— START —
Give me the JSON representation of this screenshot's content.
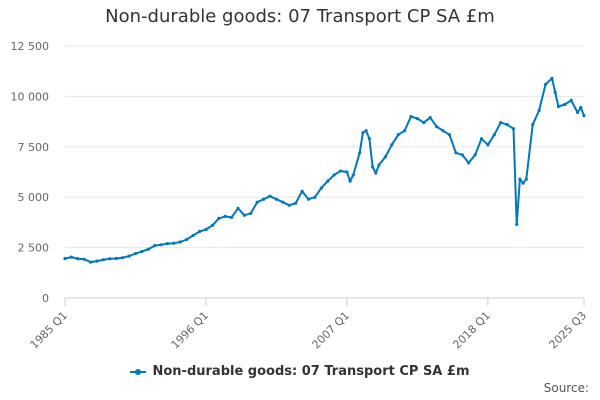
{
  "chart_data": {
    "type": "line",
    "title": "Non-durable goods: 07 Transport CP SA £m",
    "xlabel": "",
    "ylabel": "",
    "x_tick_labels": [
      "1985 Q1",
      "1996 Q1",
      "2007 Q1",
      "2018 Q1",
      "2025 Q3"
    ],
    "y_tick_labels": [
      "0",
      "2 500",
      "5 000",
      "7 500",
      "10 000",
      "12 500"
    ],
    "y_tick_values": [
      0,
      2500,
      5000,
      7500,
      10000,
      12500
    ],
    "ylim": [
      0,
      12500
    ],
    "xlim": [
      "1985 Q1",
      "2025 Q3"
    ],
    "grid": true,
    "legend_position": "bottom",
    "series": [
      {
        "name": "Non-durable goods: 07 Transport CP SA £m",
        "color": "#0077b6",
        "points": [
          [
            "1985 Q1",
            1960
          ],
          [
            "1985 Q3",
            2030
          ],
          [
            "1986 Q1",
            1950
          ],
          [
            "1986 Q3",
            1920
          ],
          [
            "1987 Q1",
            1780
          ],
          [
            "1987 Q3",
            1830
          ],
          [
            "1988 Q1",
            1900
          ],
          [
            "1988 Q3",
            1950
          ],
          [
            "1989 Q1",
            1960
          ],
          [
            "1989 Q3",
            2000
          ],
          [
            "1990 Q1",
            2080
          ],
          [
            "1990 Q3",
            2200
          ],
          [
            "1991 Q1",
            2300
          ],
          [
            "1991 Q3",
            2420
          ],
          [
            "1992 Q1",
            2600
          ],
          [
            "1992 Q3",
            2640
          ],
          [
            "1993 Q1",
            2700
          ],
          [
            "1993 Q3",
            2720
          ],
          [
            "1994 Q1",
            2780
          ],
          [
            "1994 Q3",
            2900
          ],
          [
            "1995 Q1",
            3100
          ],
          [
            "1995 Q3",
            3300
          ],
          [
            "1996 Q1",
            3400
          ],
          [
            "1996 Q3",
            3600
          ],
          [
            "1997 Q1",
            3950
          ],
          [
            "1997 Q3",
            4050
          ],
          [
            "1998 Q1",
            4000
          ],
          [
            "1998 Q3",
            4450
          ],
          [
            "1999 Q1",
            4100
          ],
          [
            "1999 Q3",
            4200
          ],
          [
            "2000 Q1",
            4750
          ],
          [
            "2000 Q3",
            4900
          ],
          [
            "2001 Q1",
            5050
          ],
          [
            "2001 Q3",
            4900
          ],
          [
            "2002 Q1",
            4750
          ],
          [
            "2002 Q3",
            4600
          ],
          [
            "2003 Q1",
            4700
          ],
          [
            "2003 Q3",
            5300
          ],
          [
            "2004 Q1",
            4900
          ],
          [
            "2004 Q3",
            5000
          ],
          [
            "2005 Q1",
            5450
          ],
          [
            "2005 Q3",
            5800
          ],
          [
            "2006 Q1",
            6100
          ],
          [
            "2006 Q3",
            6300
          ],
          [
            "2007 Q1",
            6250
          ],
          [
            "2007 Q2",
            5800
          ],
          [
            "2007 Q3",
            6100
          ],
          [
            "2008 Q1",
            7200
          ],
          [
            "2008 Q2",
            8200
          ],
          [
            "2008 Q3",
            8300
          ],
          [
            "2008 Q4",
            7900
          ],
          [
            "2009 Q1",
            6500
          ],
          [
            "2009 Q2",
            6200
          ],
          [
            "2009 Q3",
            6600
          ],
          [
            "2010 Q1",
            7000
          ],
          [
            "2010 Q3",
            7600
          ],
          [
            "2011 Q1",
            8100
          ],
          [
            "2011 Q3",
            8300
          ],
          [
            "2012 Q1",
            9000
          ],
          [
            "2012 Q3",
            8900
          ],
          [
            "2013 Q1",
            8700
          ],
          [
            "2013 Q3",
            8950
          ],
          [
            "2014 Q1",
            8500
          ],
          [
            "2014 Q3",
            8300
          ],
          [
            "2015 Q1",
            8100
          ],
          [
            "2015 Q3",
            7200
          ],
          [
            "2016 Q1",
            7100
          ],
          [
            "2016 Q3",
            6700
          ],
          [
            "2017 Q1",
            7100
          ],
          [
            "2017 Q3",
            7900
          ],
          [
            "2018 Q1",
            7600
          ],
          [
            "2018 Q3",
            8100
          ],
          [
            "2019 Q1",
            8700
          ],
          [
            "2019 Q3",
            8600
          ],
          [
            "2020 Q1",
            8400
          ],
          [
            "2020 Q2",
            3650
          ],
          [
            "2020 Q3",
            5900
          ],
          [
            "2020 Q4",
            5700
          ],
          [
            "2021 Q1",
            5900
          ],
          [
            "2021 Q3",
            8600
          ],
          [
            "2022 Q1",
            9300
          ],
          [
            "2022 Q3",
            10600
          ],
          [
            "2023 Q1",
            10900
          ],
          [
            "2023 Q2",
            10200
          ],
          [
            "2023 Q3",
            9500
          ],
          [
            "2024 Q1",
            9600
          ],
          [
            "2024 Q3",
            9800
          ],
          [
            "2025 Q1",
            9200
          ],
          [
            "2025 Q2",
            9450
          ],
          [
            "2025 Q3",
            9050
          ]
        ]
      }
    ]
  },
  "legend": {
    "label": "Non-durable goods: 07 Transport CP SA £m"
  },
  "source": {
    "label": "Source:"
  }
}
— END —
◆ Given request: Restate the data above word for word. Do not include the images.

◆ Result for this task:
Give me the JSON representation of this screenshot's content.
{
  "chart_data": {
    "type": "line",
    "title": "Non-durable goods: 07 Transport CP SA £m",
    "xlabel": "",
    "ylabel": "",
    "x_tick_labels": [
      "1985 Q1",
      "1996 Q1",
      "2007 Q1",
      "2018 Q1",
      "2025 Q3"
    ],
    "y_tick_labels": [
      "0",
      "2 500",
      "5 000",
      "7 500",
      "10 000",
      "12 500"
    ],
    "y_tick_values": [
      0,
      2500,
      5000,
      7500,
      10000,
      12500
    ],
    "ylim": [
      0,
      12500
    ],
    "xlim": [
      "1985 Q1",
      "2025 Q3"
    ],
    "grid": true,
    "legend_position": "bottom",
    "series": [
      {
        "name": "Non-durable goods: 07 Transport CP SA £m",
        "color": "#0077b6",
        "points": [
          [
            "1985 Q1",
            1960
          ],
          [
            "1985 Q3",
            2030
          ],
          [
            "1986 Q1",
            1950
          ],
          [
            "1986 Q3",
            1920
          ],
          [
            "1987 Q1",
            1780
          ],
          [
            "1987 Q3",
            1830
          ],
          [
            "1988 Q1",
            1900
          ],
          [
            "1988 Q3",
            1950
          ],
          [
            "1989 Q1",
            1960
          ],
          [
            "1989 Q3",
            2000
          ],
          [
            "1990 Q1",
            2080
          ],
          [
            "1990 Q3",
            2200
          ],
          [
            "1991 Q1",
            2300
          ],
          [
            "1991 Q3",
            2420
          ],
          [
            "1992 Q1",
            2600
          ],
          [
            "1992 Q3",
            2640
          ],
          [
            "1993 Q1",
            2700
          ],
          [
            "1993 Q3",
            2720
          ],
          [
            "1994 Q1",
            2780
          ],
          [
            "1994 Q3",
            2900
          ],
          [
            "1995 Q1",
            3100
          ],
          [
            "1995 Q3",
            3300
          ],
          [
            "1996 Q1",
            3400
          ],
          [
            "1996 Q3",
            3600
          ],
          [
            "1997 Q1",
            3950
          ],
          [
            "1997 Q3",
            4050
          ],
          [
            "1998 Q1",
            4000
          ],
          [
            "1998 Q3",
            4450
          ],
          [
            "1999 Q1",
            4100
          ],
          [
            "1999 Q3",
            4200
          ],
          [
            "2000 Q1",
            4750
          ],
          [
            "2000 Q3",
            4900
          ],
          [
            "2001 Q1",
            5050
          ],
          [
            "2001 Q3",
            4900
          ],
          [
            "2002 Q1",
            4750
          ],
          [
            "2002 Q3",
            4600
          ],
          [
            "2003 Q1",
            4700
          ],
          [
            "2003 Q3",
            5300
          ],
          [
            "2004 Q1",
            4900
          ],
          [
            "2004 Q3",
            5000
          ],
          [
            "2005 Q1",
            5450
          ],
          [
            "2005 Q3",
            5800
          ],
          [
            "2006 Q1",
            6100
          ],
          [
            "2006 Q3",
            6300
          ],
          [
            "2007 Q1",
            6250
          ],
          [
            "2007 Q2",
            5800
          ],
          [
            "2007 Q3",
            6100
          ],
          [
            "2008 Q1",
            7200
          ],
          [
            "2008 Q2",
            8200
          ],
          [
            "2008 Q3",
            8300
          ],
          [
            "2008 Q4",
            7900
          ],
          [
            "2009 Q1",
            6500
          ],
          [
            "2009 Q2",
            6200
          ],
          [
            "2009 Q3",
            6600
          ],
          [
            "2010 Q1",
            7000
          ],
          [
            "2010 Q3",
            7600
          ],
          [
            "2011 Q1",
            8100
          ],
          [
            "2011 Q3",
            8300
          ],
          [
            "2012 Q1",
            9000
          ],
          [
            "2012 Q3",
            8900
          ],
          [
            "2013 Q1",
            8700
          ],
          [
            "2013 Q3",
            8950
          ],
          [
            "2014 Q1",
            8500
          ],
          [
            "2014 Q3",
            8300
          ],
          [
            "2015 Q1",
            8100
          ],
          [
            "2015 Q3",
            7200
          ],
          [
            "2016 Q1",
            7100
          ],
          [
            "2016 Q3",
            6700
          ],
          [
            "2017 Q1",
            7100
          ],
          [
            "2017 Q3",
            7900
          ],
          [
            "2018 Q1",
            7600
          ],
          [
            "2018 Q3",
            8100
          ],
          [
            "2019 Q1",
            8700
          ],
          [
            "2019 Q3",
            8600
          ],
          [
            "2020 Q1",
            8400
          ],
          [
            "2020 Q2",
            3650
          ],
          [
            "2020 Q3",
            5900
          ],
          [
            "2020 Q4",
            5700
          ],
          [
            "2021 Q1",
            5900
          ],
          [
            "2021 Q3",
            8600
          ],
          [
            "2022 Q1",
            9300
          ],
          [
            "2022 Q3",
            10600
          ],
          [
            "2023 Q1",
            10900
          ],
          [
            "2023 Q2",
            10200
          ],
          [
            "2023 Q3",
            9500
          ],
          [
            "2024 Q1",
            9600
          ],
          [
            "2024 Q3",
            9800
          ],
          [
            "2025 Q1",
            9200
          ],
          [
            "2025 Q2",
            9450
          ],
          [
            "2025 Q3",
            9050
          ]
        ]
      }
    ]
  },
  "legend": {
    "label": "Non-durable goods: 07 Transport CP SA £m"
  },
  "source": {
    "label": "Source:"
  }
}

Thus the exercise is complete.